Every entry must be echoed exactly.

━━━━━━━━━━

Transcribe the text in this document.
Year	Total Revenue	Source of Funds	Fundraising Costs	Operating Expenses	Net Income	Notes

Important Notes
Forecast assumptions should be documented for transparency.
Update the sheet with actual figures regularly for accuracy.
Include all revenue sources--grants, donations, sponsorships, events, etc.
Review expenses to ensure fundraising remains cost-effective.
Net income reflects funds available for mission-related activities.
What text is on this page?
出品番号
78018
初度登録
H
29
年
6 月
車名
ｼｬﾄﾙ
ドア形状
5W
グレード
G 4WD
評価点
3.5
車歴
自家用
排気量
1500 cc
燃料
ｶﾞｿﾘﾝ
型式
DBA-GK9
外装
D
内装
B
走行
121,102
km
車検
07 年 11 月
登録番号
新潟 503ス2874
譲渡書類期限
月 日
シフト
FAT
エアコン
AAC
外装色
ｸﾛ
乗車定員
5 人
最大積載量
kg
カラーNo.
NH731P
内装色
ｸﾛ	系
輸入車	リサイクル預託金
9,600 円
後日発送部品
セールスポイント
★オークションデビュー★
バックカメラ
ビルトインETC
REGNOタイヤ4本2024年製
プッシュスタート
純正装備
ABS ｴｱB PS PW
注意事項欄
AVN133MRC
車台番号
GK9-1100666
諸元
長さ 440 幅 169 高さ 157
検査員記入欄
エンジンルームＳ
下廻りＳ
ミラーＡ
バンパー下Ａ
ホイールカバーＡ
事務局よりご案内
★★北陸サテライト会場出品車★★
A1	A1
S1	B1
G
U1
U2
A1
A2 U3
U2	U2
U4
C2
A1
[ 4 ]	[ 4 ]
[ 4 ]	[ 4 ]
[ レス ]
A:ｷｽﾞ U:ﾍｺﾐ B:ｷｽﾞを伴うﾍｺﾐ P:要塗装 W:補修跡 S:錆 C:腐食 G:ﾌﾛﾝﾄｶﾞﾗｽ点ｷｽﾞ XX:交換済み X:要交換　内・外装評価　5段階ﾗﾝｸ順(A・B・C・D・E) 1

━━━━━━━━━━

## Final result
Transcribe the text in this document.
Year	Total Revenue	Source of Funds	Fundraising Costs	Operating Expenses	Net Income	Notes

Important Notes
Forecast assumptions should be documented for transparency.
Update the sheet with actual figures regularly for accuracy.
Include all revenue sources--grants, donations, sponsorships, events, etc.
Review expenses to ensure fundraising remains cost-effective.
Net income reflects funds available for mission-related activities.
What text is on this page?
出品番号
78018
初度登録
H
29
年
6 月
車名
ｼｬﾄﾙ
ドア形状
5W
グレード
G 4WD
評価点
3.5
車歴
自家用
排気量
1500 cc
燃料
ｶﾞｿﾘﾝ
型式
DBA-GK9
外装
D
内装
B
走行
121,102
km
車検
07 年 11 月
登録番号
新潟 503ス2874
譲渡書類期限
月 日
シフト
FAT
エアコン
AAC
外装色
ｸﾛ
乗車定員
5 人
最大積載量
kg
カラーNo.
NH731P
内装色
ｸﾛ	系
輸入車	リサイクル預託金
9,600 円
後日発送部品
セールスポイント
★オークションデビュー★
バックカメラ
ビルトインETC
REGNOタイヤ4本2024年製
プッシュスタート
純正装備
ABS ｴｱB PS PW
注意事項欄
AVN133MRC
車台番号
GK9-1100666
諸元
長さ 440 幅 169 高さ 157
検査員記入欄
エンジンルームＳ
下廻りＳ
ミラーＡ
バンパー下Ａ
ホイールカバーＡ
事務局よりご案内
★★北陸サテライト会場出品車★★
A1	A1
S1	B1
G
U1
U2
A1
A2 U3
U2	U2
U4
C2
A1
[ 4 ]	[ 4 ]
[ 4 ]	[ 4 ]
[ レス ]
A:ｷｽﾞ U:ﾍｺﾐ B:ｷｽﾞを伴うﾍｺﾐ P:要塗装 W:補修跡 S:錆 C:腐食 G:ﾌﾛﾝﾄｶﾞﾗｽ点ｷｽﾞ XX:交換済み X:要交換　内・外装評価　5段階ﾗﾝｸ順(A・B・C・D・E) 1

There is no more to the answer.